> [Required work]:
Below is a listing; copy all of it exactly.

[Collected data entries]
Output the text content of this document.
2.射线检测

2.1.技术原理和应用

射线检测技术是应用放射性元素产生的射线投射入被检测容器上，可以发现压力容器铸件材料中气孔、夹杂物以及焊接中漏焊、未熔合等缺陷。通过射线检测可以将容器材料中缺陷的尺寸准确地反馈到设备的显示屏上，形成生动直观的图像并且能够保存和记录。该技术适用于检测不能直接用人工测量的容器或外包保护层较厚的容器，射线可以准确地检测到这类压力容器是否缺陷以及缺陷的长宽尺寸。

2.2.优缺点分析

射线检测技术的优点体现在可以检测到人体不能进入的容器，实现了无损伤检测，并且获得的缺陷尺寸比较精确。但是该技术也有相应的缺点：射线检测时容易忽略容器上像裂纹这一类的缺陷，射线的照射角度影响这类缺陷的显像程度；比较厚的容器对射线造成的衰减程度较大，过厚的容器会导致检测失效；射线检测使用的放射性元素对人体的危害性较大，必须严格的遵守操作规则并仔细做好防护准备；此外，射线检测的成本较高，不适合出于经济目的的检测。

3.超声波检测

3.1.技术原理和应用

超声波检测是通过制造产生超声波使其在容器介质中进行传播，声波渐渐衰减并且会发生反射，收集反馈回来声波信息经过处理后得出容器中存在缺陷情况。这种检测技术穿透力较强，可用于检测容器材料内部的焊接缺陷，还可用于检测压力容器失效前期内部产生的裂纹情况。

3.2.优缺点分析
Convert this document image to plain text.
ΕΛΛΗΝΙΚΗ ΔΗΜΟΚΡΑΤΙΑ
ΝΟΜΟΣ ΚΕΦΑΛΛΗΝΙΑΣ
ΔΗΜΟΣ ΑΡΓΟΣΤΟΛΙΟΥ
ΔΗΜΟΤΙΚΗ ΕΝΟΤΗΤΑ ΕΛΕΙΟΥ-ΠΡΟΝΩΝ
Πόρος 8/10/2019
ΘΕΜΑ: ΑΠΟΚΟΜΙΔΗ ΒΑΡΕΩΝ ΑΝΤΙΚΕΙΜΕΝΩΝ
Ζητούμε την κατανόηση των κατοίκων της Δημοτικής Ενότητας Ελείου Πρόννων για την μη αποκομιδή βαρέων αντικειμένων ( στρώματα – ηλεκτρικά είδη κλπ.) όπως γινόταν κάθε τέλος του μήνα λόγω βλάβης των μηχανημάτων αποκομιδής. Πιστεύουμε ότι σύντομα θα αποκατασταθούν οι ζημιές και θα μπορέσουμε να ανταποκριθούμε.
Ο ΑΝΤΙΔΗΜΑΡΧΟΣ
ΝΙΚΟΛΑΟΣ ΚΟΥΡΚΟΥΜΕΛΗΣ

> [Expected output]:
Output the text content of this document.
2.射线检测

2.1.技术原理和应用

射线检测技术是应用放射性元素产生的射线投射入被检测容器上，可以发现压力容器铸件材料中气孔、夹杂物以及焊接中漏焊、未熔合等缺陷。通过射线检测可以将容器材料中缺陷的尺寸准确地反馈到设备的显示屏上，形成生动直观的图像并且能够保存和记录。该技术适用于检测不能直接用人工测量的容器或外包保护层较厚的容器，射线可以准确地检测到这类压力容器是否缺陷以及缺陷的长宽尺寸。

2.2.优缺点分析

射线检测技术的优点体现在可以检测到人体不能进入的容器，实现了无损伤检测，并且获得的缺陷尺寸比较精确。但是该技术也有相应的缺点：射线检测时容易忽略容器上像裂纹这一类的缺陷，射线的照射角度影响这类缺陷的显像程度；比较厚的容器对射线造成的衰减程度较大，过厚的容器会导致检测失效；射线检测使用的放射性元素对人体的危害性较大，必须严格的遵守操作规则并仔细做好防护准备；此外，射线检测的成本较高，不适合出于经济目的的检测。

3.超声波检测

3.1.技术原理和应用

超声波检测是通过制造产生超声波使其在容器介质中进行传播，声波渐渐衰减并且会发生反射，收集反馈回来声波信息经过处理后得出容器中存在缺陷情况。这种检测技术穿透力较强，可用于检测容器材料内部的焊接缺陷，还可用于检测压力容器失效前期内部产生的裂纹情况。

3.2.优缺点分析
Convert this document image to plain text.
ΕΛΛΗΝΙΚΗ ΔΗΜΟΚΡΑΤΙΑ
ΝΟΜΟΣ ΚΕΦΑΛΛΗΝΙΑΣ
ΔΗΜΟΣ ΑΡΓΟΣΤΟΛΙΟΥ
ΔΗΜΟΤΙΚΗ ΕΝΟΤΗΤΑ ΕΛΕΙΟΥ-ΠΡΟΝΩΝ
Πόρος 8/10/2019
ΘΕΜΑ: ΑΠΟΚΟΜΙΔΗ ΒΑΡΕΩΝ ΑΝΤΙΚΕΙΜΕΝΩΝ
Ζητούμε την κατανόηση των κατοίκων της Δημοτικής Ενότητας Ελείου Πρόννων για την μη αποκομιδή βαρέων αντικειμένων ( στρώματα – ηλεκτρικά είδη κλπ.) όπως γινόταν κάθε τέλος του μήνα λόγω βλάβης των μηχανημάτων αποκομιδής. Πιστεύουμε ότι σύντομα θα αποκατασταθούν οι ζημιές και θα μπορέσουμε να ανταποκριθούμε.
Ο ΑΝΤΙΔΗΜΑΡΧΟΣ
ΝΙΚΟΛΑΟΣ ΚΟΥΡΚΟΥΜΕΛΗΣ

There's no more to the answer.